* **WRITTEN TASK**: Go through the entries and transcribe each one exactly, dropping the pictures.

* **AVAILABLE DATA**:
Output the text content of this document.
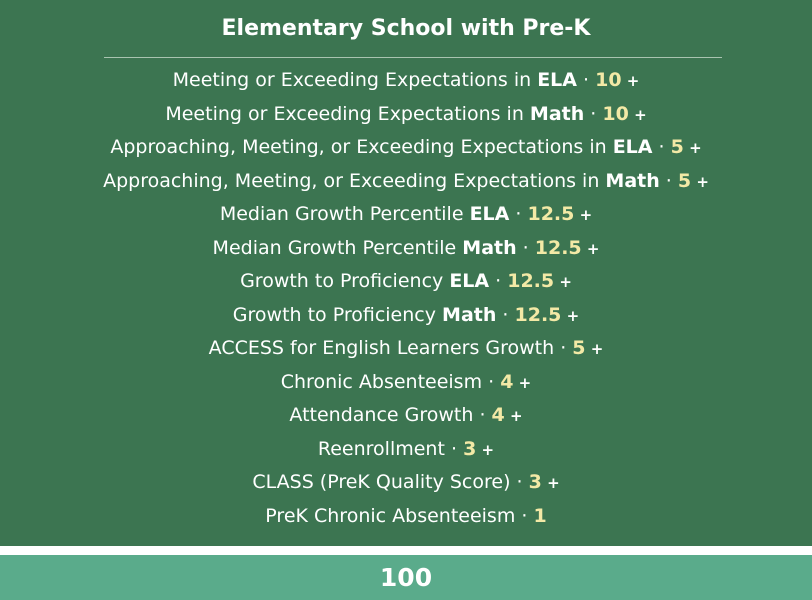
Elementary School with Pre-K
Meeting or Exceeding Expectations in ELA · 10 +
Meeting or Exceeding Expectations in Math · 10 +
Approaching, Meeting, or Exceeding Expectations in ELA · 5 +
Approaching, Meeting, or Exceeding Expectations in Math · 5 +
Median Growth Percentile ELA · 12.5 +
Median Growth Percentile Math · 12.5 +
Growth to Proficiency ELA · 12.5 +
Growth to Proficiency Math · 12.5 +
ACCESS for English Learners Growth · 5 +
Chronic Absenteeism · 4 +
Attendance Growth · 4 +
Reenrollment · 3 +
CLASS (PreK Quality Score) · 3 +
PreK Chronic Absenteeism · 1
100
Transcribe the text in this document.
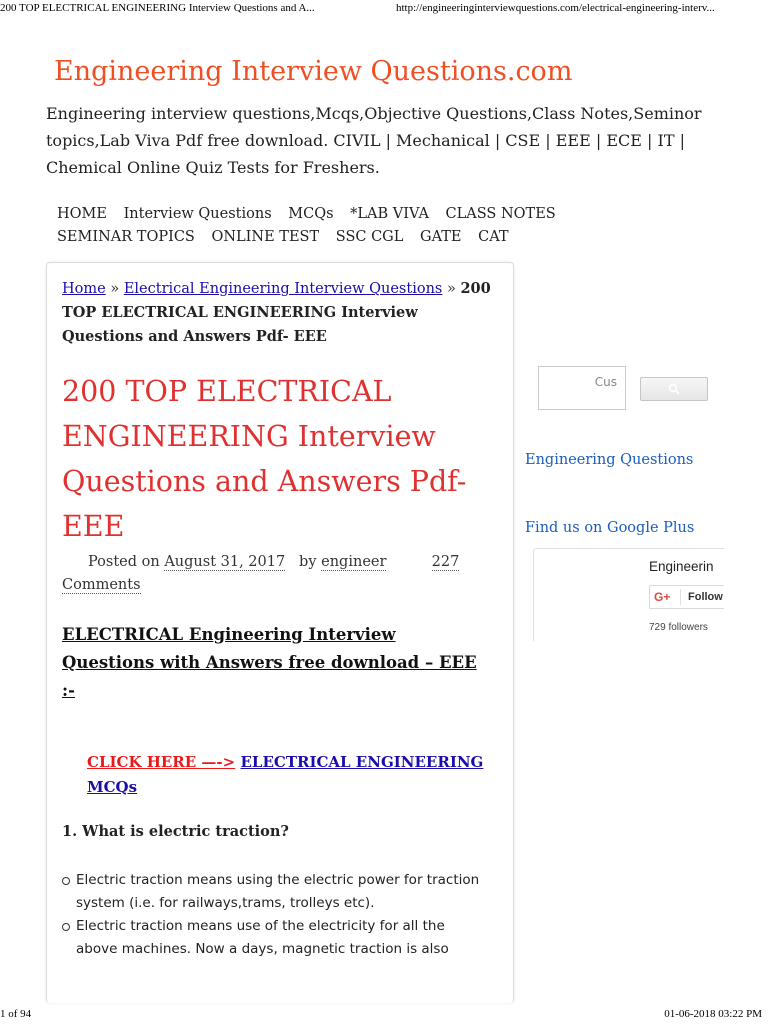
200 TOP ELECTRICAL ENGINEERING Interview Questions and A...	http://engineeringinterviewquestions.com/electrical-engineering-interv...
Engineering Interview Questions.com

Engineering interview questions,Mcqs,Objective Questions,Class Notes,Seminor topics,Lab Viva Pdf free download. CIVIL | Mechanical | CSE | EEE | ECE | IT | Chemical Online Quiz Tests for Freshers.

HOME Interview Questions MCQs *LAB VIVA CLASS NOTES SEMINAR TOPICS ONLINE TEST SSC CGL GATE CAT
Home » Electrical Engineering Interview Questions » 200 TOP ELECTRICAL ENGINEERING Interview Questions and Answers Pdf- EEE
200 TOP ELECTRICAL ENGINEERING Interview Questions and Answers Pdf- EEE
Posted on August 31, 2017 by engineer	227 Comments
ELECTRICAL Engineering Interview Questions with Answers free download – EEE :-
CLICK HERE —-> ELECTRICAL ENGINEERING MCQs

1. What is electric traction?

Electric traction means using the electric power for traction system (i.e. for railways,trams, trolleys etc).
Electric traction means use of the electricity for all the above machines. Now a days, magnetic traction is also
Cus
Engineering Questions
Find us on Google Plus
Engineerin
G+ Follow
729 followers
1 of 94	01-06-2018 03:22 PM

* **RESPONSE BELOW**:
Output the text content of this document.
Elementary School with Pre-K
Meeting or Exceeding Expectations in ELA · 10 +
Meeting or Exceeding Expectations in Math · 10 +
Approaching, Meeting, or Exceeding Expectations in ELA · 5 +
Approaching, Meeting, or Exceeding Expectations in Math · 5 +
Median Growth Percentile ELA · 12.5 +
Median Growth Percentile Math · 12.5 +
Growth to Proficiency ELA · 12.5 +
Growth to Proficiency Math · 12.5 +
ACCESS for English Learners Growth · 5 +
Chronic Absenteeism · 4 +
Attendance Growth · 4 +
Reenrollment · 3 +
CLASS (PreK Quality Score) · 3 +
PreK Chronic Absenteeism · 1
100
Transcribe the text in this document.
200 TOP ELECTRICAL ENGINEERING Interview Questions and A...	http://engineeringinterviewquestions.com/electrical-engineering-interv...
Engineering Interview Questions.com

Engineering interview questions,Mcqs,Objective Questions,Class Notes,Seminor topics,Lab Viva Pdf free download. CIVIL | Mechanical | CSE | EEE | ECE | IT | Chemical Online Quiz Tests for Freshers.

HOME Interview Questions MCQs *LAB VIVA CLASS NOTES SEMINAR TOPICS ONLINE TEST SSC CGL GATE CAT
Home » Electrical Engineering Interview Questions » 200 TOP ELECTRICAL ENGINEERING Interview Questions and Answers Pdf- EEE
200 TOP ELECTRICAL ENGINEERING Interview Questions and Answers Pdf- EEE
Posted on August 31, 2017 by engineer	227 Comments
ELECTRICAL Engineering Interview Questions with Answers free download – EEE :-
CLICK HERE —-> ELECTRICAL ENGINEERING MCQs

1. What is electric traction?

Electric traction means using the electric power for traction system (i.e. for railways,trams, trolleys etc).
Electric traction means use of the electricity for all the above machines. Now a days, magnetic traction is also
Cus
Engineering Questions
Find us on Google Plus
Engineerin
G+ Follow
729 followers
1 of 94	01-06-2018 03:22 PM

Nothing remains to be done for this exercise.